### Short task
Below are some entries. Work out how many of their lines hold the word "命名空间", and write that number alone.

### Data records

=======

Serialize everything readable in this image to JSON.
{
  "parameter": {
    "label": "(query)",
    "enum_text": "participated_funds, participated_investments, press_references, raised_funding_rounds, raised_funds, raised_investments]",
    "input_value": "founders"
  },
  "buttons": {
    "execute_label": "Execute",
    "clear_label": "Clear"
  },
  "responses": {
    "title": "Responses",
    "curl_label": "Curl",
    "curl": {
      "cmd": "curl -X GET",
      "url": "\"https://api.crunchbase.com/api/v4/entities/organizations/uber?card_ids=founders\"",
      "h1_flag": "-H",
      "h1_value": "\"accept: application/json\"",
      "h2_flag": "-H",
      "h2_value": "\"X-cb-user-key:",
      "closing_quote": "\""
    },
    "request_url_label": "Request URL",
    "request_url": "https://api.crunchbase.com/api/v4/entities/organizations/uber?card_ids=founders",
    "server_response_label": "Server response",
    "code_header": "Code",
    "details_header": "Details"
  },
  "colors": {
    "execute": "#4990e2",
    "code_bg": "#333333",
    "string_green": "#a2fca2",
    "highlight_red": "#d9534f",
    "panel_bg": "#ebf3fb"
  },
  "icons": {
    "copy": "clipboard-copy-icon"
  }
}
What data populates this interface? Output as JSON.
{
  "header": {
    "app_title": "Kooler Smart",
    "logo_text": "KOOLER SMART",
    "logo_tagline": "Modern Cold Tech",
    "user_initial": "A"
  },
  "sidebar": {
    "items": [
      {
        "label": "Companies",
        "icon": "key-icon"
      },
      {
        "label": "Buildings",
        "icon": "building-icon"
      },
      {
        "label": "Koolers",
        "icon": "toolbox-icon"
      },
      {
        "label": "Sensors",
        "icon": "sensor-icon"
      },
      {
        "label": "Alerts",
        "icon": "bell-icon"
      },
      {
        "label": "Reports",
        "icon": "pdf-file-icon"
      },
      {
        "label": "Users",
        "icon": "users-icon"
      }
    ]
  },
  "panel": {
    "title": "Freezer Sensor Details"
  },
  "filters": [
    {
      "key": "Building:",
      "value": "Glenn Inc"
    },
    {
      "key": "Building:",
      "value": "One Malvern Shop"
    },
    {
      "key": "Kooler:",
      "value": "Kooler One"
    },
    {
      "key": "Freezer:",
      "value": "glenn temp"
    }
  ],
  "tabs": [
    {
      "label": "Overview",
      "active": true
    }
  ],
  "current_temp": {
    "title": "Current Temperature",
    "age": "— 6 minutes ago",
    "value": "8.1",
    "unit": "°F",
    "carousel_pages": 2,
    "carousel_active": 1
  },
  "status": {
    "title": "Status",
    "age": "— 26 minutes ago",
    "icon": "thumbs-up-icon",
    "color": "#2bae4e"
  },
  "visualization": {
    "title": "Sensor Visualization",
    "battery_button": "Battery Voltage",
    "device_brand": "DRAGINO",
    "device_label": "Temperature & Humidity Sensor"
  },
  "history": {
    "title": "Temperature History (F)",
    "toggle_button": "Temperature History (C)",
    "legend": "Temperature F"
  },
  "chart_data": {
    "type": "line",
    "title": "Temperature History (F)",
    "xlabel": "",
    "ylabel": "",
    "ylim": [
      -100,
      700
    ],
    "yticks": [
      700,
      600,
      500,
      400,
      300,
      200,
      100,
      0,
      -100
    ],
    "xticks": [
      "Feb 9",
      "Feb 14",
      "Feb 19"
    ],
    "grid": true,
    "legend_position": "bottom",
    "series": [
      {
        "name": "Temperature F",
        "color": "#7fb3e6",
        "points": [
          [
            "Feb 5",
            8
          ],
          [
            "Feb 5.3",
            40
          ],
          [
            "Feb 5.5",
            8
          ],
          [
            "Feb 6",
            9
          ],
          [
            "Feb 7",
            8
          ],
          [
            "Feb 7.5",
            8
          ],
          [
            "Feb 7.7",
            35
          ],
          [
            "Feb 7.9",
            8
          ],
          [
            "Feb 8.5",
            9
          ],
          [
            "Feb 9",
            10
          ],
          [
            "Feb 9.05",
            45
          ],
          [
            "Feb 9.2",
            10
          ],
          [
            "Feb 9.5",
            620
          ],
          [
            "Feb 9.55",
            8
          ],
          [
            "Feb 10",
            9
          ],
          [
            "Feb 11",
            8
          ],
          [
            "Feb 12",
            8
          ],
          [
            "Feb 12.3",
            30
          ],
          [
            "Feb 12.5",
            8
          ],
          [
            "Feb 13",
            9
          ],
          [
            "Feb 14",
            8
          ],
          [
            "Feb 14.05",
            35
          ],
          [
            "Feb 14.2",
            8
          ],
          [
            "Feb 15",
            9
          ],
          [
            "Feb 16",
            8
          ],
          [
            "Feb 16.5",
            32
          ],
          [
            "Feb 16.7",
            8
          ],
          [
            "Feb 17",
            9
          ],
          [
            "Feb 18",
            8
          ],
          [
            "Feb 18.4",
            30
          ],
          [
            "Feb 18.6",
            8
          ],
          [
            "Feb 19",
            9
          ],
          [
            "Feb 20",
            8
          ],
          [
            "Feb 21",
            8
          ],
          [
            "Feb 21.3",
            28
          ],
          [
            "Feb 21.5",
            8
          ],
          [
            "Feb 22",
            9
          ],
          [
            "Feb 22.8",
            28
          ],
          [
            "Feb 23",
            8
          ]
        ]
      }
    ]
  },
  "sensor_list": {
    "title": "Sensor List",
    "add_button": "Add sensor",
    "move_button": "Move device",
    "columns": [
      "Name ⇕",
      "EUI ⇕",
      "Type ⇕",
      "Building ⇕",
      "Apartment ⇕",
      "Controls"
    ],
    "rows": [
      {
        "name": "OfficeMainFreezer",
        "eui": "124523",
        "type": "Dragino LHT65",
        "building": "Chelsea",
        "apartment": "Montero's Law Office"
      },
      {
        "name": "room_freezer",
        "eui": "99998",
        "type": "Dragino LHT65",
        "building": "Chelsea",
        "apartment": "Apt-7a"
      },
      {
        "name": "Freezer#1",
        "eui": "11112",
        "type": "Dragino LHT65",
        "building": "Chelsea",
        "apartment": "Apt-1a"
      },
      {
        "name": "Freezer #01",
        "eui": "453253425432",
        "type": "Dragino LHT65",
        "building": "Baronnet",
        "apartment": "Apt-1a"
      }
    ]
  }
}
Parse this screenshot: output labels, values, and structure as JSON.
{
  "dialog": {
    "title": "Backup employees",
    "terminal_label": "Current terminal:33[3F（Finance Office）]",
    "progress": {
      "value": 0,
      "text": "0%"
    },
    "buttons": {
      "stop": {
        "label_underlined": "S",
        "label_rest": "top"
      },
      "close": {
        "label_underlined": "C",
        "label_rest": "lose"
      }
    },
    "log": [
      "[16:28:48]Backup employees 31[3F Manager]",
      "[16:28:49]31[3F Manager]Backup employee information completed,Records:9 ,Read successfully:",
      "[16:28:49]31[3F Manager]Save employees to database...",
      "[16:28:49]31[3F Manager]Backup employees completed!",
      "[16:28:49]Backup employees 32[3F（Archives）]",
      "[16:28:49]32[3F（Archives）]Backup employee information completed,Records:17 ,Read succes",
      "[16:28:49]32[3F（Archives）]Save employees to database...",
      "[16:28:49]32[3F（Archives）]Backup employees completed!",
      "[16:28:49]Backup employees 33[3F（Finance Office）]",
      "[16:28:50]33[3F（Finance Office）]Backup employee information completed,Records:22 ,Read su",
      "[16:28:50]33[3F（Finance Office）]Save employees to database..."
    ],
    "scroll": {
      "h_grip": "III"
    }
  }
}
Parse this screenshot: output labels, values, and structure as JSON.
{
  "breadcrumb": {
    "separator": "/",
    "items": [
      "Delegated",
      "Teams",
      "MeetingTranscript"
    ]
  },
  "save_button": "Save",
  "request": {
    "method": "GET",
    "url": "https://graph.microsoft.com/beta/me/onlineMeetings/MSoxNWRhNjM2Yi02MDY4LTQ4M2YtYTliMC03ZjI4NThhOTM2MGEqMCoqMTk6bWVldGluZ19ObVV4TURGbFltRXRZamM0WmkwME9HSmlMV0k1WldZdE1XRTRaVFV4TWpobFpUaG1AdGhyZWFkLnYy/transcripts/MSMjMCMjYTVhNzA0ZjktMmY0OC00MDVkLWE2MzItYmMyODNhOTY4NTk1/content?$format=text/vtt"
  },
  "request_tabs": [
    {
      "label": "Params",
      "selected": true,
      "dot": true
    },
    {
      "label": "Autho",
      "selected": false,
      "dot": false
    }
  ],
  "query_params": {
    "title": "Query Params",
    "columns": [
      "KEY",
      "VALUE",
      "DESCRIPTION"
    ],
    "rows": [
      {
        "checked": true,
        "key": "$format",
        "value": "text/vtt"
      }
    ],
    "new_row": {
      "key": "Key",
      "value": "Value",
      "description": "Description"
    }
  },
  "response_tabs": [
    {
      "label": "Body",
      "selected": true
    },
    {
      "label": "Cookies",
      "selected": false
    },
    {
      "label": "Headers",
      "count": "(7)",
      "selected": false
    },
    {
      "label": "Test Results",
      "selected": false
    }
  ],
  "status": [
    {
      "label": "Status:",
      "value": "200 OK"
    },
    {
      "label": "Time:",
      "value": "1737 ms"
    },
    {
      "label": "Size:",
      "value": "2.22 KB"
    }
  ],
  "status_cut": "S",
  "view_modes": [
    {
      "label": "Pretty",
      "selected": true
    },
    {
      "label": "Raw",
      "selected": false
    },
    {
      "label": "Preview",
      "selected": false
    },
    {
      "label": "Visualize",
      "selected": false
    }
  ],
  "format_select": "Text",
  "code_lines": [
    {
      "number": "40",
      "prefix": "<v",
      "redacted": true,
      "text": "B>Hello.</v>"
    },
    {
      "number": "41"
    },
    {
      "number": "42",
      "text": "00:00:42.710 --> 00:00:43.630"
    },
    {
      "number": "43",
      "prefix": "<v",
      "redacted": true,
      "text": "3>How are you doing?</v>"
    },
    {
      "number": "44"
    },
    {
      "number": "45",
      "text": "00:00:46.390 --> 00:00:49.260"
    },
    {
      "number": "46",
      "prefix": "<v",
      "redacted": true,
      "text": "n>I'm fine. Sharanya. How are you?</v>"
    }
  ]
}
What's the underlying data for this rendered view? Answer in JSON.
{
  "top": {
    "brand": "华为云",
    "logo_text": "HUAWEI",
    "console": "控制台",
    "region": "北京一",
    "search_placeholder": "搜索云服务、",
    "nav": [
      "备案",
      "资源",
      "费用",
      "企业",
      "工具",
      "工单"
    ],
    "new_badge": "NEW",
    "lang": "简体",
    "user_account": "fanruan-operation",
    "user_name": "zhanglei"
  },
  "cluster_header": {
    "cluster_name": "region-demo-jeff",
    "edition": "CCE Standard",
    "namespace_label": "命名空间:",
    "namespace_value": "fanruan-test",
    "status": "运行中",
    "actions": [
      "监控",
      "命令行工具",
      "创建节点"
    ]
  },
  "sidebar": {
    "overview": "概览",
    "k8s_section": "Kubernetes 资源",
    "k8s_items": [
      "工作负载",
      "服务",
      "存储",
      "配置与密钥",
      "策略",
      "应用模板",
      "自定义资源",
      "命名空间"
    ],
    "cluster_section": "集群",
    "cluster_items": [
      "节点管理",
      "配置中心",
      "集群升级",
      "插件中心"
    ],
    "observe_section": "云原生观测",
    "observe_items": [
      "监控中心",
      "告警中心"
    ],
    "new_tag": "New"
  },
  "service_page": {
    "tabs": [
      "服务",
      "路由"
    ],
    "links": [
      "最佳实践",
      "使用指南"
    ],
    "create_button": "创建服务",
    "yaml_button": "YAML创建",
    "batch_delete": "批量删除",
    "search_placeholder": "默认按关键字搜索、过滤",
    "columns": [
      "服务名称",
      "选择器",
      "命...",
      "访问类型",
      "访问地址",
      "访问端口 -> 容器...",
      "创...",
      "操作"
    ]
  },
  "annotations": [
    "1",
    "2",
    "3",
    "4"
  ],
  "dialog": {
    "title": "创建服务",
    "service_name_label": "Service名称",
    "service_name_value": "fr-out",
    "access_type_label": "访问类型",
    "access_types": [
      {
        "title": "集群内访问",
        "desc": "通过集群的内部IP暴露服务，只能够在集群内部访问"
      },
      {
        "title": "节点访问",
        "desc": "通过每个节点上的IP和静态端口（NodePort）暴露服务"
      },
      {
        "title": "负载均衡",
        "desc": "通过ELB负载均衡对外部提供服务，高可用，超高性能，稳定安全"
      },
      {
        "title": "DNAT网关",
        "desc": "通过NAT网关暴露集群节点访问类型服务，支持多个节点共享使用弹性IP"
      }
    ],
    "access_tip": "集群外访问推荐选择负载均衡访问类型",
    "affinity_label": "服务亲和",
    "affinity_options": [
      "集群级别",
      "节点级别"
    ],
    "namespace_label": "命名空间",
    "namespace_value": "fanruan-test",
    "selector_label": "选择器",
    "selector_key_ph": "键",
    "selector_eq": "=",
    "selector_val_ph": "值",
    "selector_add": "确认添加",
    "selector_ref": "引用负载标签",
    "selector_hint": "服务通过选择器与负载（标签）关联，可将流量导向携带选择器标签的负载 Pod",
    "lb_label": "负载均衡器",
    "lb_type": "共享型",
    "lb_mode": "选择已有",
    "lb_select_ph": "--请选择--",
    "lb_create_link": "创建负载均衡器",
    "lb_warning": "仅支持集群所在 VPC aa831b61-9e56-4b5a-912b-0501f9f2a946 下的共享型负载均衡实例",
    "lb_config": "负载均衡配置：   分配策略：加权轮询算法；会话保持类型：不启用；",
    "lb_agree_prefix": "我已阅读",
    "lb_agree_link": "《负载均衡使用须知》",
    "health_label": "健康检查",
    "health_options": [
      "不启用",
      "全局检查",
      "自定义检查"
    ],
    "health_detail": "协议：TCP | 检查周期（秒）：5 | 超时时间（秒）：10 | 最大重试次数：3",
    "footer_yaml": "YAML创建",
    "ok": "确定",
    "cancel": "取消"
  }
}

=======

### The answer
3